* Start RECORDS TO PROCESS *

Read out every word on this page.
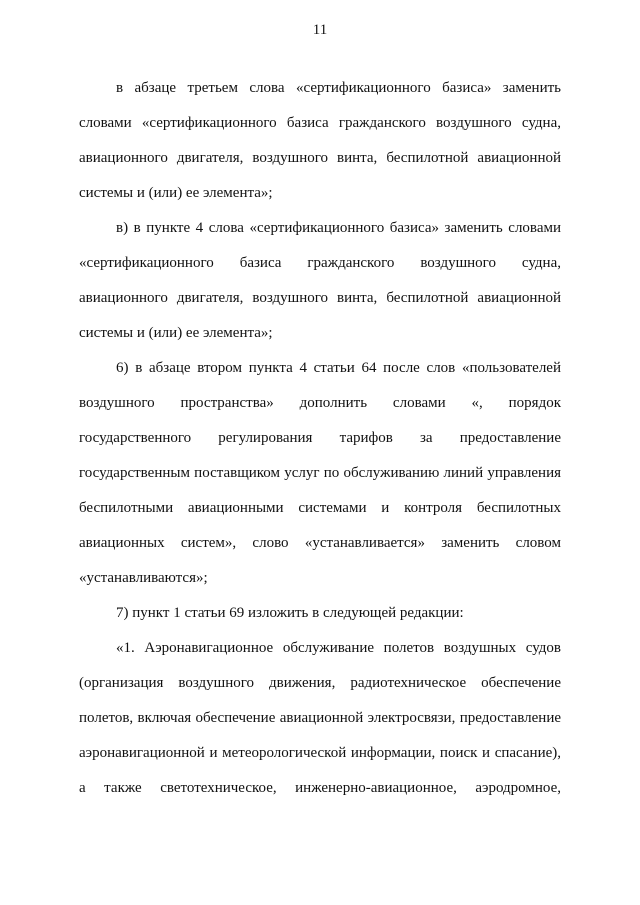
11
в абзаце третьем слова «сертификационного базиса» заменить
словами «сертификационного базиса гражданского воздушного судна,
авиационного двигателя, воздушного винта, беспилотной авиационной
системы и (или) ее элемента»;
в) в пункте 4 слова «сертификационного базиса» заменить словами
«сертификационного базиса гражданского воздушного судна,
авиационного двигателя, воздушного винта, беспилотной авиационной
системы и (или) ее элемента»;
6) в абзаце втором пункта 4 статьи 64 после слов «пользователей
воздушного пространства» дополнить словами «, порядок
государственного регулирования тарифов за предоставление
государственным поставщиком услуг по обслуживанию линий управления
беспилотными авиационными системами и контроля беспилотных
авиационных систем», слово «устанавливается» заменить словом
«устанавливаются»;
7) пункт 1 статьи 69 изложить в следующей редакции:
«1. Аэронавигационное обслуживание полетов воздушных судов
(организация воздушного движения, радиотехническое обеспечение
полетов, включая обеспечение авиационной электросвязи, предоставление
аэронавигационной и метеорологической информации, поиск и спасание),
а также светотехническое, инженерно-авиационное, аэродромное,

* End RECORDS TO PROCESS *

:: INSTRUCTION ::
Check each line above for the word "сертификационного", and copy the lines where it appears.

:: THE RESPONSE ::
в абзаце третьем слова «сертификационного базиса» заменить
словами «сертификационного базиса гражданского воздушного судна,
в) в пункте 4 слова «сертификационного базиса» заменить словами
«сертификационного базиса гражданского воздушного судна,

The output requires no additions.